* [Directions for this task] Hunt for the word "JSON" across the entries below, copying each line that holds it.

[BEGIN Data provided]

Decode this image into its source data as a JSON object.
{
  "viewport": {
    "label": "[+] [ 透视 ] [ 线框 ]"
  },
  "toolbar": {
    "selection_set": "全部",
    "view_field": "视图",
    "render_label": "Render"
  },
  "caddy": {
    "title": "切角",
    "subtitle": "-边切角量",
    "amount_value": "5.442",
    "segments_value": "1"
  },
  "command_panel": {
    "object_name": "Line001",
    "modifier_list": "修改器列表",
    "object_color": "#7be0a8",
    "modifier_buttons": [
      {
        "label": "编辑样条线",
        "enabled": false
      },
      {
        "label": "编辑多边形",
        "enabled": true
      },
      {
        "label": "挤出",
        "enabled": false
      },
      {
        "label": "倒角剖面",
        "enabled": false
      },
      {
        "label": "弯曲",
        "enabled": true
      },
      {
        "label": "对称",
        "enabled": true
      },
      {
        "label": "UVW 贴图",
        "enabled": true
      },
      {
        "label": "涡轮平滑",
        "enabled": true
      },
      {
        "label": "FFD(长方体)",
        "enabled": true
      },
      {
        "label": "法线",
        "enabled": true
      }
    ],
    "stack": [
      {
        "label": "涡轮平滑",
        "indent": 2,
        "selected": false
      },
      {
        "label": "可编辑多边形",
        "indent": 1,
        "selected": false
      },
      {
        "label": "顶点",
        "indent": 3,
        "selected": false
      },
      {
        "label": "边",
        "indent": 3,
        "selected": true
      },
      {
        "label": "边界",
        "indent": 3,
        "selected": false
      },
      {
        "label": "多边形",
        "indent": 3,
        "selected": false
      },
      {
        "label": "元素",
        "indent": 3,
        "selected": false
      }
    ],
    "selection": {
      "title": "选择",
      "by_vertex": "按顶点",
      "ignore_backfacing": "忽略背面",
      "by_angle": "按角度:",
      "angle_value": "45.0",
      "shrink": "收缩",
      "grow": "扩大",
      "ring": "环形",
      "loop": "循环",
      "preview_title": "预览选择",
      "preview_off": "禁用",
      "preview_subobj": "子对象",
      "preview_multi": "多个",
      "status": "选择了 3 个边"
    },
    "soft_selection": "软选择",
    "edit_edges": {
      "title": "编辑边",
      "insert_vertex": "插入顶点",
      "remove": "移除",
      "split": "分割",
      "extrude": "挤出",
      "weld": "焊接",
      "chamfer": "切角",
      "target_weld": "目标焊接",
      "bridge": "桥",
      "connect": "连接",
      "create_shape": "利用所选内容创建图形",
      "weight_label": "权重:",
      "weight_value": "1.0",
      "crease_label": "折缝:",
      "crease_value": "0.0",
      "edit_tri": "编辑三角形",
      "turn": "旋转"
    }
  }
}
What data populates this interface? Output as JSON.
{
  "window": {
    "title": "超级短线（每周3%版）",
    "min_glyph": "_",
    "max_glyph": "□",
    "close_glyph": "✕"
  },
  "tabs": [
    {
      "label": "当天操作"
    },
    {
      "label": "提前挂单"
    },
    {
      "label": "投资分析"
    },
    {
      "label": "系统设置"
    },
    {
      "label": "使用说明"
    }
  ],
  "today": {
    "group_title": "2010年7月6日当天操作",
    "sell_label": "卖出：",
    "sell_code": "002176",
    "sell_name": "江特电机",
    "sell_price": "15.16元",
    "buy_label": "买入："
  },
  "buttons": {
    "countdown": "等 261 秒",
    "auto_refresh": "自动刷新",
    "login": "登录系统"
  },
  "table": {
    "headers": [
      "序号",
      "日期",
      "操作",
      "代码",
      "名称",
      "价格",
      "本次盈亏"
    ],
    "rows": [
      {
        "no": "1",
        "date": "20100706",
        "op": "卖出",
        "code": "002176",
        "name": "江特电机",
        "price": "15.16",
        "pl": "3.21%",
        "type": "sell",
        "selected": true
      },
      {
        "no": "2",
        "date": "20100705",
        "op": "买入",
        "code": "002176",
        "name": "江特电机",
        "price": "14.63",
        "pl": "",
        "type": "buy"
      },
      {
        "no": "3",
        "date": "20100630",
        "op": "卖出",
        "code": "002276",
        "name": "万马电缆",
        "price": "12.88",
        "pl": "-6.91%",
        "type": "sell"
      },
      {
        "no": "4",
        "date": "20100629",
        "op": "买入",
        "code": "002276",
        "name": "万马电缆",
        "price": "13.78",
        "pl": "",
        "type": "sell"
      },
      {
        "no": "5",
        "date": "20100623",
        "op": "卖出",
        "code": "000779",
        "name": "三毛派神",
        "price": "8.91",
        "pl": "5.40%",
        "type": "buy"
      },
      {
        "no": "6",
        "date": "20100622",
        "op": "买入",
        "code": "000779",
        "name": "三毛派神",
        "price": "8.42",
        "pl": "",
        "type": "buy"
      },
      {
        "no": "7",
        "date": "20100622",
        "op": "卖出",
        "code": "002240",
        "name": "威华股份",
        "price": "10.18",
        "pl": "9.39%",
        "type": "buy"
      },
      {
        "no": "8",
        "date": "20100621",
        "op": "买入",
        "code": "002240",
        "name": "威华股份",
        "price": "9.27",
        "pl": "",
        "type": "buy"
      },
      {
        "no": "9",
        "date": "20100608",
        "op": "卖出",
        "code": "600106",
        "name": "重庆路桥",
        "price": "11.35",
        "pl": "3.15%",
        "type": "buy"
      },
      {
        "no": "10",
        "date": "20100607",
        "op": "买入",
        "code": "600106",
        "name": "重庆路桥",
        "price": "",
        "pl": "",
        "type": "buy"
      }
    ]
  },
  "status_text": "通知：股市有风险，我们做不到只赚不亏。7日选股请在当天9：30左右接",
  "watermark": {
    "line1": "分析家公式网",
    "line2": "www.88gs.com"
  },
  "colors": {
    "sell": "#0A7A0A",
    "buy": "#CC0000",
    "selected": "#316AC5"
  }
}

[END Data provided]

* [Exercise response]
Decode this image into its source data as a JSON object.
What data populates this interface? Output as JSON.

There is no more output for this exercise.